Give only the number of lines that include the string "hours".

------------------------------------------------------------

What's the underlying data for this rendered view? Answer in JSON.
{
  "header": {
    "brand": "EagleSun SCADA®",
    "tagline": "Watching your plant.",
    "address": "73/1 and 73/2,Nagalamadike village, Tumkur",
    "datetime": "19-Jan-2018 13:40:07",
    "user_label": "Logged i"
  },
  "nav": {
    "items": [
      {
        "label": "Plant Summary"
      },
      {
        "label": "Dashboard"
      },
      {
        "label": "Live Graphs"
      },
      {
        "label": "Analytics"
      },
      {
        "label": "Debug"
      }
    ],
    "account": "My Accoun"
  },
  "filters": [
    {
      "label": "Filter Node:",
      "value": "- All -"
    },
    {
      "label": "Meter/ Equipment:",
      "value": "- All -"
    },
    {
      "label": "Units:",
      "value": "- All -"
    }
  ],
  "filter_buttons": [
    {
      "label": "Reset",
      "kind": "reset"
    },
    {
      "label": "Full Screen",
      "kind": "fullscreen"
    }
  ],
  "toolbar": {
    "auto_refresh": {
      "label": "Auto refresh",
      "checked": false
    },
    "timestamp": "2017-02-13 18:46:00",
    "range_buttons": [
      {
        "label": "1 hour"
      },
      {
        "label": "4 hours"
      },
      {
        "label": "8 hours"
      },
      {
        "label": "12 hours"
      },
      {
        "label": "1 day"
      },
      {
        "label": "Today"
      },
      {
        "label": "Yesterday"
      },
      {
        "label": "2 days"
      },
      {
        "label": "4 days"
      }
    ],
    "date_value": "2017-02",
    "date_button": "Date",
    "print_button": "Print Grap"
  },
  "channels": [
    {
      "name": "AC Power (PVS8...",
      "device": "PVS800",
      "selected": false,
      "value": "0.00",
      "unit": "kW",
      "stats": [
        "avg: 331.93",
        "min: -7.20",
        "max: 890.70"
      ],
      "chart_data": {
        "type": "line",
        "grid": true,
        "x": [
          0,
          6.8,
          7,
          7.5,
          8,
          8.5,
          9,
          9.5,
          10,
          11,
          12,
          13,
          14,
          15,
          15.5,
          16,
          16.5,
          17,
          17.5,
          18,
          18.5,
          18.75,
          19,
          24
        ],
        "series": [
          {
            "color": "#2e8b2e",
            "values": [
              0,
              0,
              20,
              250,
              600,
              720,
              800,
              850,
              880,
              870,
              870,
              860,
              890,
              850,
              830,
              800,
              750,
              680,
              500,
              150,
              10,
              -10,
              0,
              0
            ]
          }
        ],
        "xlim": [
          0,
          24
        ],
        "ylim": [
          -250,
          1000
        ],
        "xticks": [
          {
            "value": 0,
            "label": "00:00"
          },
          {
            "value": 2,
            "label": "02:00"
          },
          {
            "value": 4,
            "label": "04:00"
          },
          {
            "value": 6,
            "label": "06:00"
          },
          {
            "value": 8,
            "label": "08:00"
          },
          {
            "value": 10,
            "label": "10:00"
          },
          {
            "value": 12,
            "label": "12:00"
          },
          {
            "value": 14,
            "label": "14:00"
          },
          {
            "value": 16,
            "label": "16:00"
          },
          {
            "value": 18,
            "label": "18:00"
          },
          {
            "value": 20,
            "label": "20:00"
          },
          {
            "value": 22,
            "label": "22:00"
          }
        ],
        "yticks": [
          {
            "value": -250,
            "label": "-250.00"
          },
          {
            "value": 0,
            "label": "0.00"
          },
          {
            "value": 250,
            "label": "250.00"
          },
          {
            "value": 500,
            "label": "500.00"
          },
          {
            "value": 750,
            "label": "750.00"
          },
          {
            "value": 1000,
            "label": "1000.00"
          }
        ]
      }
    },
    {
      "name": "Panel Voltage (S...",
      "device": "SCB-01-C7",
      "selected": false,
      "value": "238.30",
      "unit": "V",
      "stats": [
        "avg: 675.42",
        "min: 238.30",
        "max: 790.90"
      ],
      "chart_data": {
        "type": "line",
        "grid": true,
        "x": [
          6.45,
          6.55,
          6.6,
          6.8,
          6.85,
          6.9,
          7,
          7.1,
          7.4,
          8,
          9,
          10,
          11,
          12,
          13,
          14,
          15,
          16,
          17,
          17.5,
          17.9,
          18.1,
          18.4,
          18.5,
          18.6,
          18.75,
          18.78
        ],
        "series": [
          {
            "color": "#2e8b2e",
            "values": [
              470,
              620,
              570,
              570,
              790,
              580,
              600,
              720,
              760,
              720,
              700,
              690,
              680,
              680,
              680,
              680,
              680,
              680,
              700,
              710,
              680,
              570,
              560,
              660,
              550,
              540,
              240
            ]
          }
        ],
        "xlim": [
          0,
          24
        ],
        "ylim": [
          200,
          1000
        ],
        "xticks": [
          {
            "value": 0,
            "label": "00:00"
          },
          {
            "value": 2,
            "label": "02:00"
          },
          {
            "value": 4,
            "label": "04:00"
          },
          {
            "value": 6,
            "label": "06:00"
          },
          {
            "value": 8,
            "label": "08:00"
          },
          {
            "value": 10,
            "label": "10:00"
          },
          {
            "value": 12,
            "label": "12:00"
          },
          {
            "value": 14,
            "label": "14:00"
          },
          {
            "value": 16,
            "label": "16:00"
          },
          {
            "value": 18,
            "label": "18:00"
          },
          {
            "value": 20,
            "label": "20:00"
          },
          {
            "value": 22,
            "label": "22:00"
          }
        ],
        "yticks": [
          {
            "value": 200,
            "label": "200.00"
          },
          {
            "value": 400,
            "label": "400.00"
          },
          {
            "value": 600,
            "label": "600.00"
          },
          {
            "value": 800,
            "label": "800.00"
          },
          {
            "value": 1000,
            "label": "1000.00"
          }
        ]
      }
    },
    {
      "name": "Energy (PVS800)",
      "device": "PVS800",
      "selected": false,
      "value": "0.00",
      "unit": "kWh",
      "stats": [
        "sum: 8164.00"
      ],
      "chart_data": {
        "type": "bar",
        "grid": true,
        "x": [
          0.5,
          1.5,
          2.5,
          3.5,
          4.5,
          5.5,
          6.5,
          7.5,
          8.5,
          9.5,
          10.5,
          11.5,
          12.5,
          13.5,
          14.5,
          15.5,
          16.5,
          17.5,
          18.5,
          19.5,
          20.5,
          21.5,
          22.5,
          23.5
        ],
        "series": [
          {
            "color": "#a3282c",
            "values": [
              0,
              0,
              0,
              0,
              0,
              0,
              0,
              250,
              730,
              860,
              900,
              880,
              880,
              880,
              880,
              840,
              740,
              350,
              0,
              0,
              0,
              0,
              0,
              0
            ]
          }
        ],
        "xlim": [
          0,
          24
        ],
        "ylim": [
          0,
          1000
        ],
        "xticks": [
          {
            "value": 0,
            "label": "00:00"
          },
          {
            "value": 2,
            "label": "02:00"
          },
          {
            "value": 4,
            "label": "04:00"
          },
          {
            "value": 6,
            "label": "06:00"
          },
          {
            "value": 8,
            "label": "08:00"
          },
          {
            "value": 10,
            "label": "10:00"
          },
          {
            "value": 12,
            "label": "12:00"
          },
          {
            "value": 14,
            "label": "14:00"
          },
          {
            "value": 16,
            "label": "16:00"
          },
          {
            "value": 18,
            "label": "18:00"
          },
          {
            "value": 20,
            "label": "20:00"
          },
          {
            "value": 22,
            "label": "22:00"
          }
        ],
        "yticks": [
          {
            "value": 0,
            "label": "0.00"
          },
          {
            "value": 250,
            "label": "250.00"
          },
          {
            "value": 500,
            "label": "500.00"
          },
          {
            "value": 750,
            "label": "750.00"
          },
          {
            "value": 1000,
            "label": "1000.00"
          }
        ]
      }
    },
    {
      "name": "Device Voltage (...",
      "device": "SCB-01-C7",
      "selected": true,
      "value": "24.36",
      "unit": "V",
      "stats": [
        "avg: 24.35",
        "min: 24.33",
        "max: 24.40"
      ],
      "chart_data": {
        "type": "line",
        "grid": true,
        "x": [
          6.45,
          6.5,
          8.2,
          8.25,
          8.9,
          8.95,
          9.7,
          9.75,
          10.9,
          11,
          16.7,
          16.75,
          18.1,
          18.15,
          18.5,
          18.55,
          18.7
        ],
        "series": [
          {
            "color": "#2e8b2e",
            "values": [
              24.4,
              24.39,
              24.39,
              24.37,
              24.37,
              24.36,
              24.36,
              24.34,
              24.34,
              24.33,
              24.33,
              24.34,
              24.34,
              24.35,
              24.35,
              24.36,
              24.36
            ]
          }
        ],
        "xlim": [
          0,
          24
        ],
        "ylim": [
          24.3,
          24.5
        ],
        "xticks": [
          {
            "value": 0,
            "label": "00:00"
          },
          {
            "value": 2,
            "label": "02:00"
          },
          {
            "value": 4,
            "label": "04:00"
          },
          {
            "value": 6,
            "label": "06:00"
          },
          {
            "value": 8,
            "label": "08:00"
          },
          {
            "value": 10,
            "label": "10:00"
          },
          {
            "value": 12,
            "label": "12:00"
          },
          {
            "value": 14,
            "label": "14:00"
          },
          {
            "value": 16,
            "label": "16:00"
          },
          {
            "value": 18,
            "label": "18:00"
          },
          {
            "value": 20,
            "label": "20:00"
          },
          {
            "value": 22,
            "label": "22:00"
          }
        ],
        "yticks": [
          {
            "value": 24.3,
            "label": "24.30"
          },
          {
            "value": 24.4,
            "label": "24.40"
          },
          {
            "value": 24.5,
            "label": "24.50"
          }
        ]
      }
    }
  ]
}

------------------------------------------------------------

(Answer for this exercise)
3